Recorded information
..............................

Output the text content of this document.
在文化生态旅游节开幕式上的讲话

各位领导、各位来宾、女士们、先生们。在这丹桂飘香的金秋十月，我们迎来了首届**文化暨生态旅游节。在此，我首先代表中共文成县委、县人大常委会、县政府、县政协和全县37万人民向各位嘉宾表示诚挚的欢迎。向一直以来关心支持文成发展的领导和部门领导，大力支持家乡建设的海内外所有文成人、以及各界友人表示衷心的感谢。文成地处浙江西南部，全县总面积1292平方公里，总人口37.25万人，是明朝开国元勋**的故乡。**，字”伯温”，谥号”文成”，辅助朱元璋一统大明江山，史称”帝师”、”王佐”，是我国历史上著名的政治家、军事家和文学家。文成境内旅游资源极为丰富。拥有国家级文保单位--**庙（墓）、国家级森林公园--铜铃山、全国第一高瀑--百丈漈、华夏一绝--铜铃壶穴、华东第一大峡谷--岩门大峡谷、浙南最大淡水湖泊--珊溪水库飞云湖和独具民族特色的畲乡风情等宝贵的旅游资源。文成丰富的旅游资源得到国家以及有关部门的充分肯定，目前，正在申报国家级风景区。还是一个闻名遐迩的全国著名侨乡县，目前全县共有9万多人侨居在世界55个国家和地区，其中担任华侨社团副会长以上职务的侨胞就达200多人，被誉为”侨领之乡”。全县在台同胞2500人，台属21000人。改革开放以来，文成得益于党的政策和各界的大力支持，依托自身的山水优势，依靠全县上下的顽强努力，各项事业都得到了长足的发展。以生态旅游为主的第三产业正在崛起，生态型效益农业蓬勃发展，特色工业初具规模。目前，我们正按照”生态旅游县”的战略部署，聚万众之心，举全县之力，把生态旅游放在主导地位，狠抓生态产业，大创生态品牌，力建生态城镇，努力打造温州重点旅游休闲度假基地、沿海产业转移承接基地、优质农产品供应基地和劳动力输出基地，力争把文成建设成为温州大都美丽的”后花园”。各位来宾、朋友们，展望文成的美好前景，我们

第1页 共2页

..............................

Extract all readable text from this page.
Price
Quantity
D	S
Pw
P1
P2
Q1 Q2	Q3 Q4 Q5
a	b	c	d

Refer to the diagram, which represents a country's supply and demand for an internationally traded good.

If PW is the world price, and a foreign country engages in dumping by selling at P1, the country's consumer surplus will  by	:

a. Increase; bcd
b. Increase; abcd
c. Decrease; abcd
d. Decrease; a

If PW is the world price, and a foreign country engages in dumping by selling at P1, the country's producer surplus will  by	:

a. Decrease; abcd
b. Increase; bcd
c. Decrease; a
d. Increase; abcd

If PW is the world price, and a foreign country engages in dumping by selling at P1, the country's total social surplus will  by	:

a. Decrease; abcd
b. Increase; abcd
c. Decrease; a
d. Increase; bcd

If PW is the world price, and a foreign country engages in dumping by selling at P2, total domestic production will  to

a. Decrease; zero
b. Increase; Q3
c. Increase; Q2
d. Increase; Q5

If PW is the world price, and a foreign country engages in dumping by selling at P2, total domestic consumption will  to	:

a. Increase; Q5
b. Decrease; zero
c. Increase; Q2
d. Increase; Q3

..............................

What is asked
Collect every line with the string "domestic" from the records, and copy each.

Output
If PW is the world price, and a foreign country engages in dumping by selling at P2, total domestic production will  to
If PW is the world price, and a foreign country engages in dumping by selling at P2, total domestic consumption will  to	:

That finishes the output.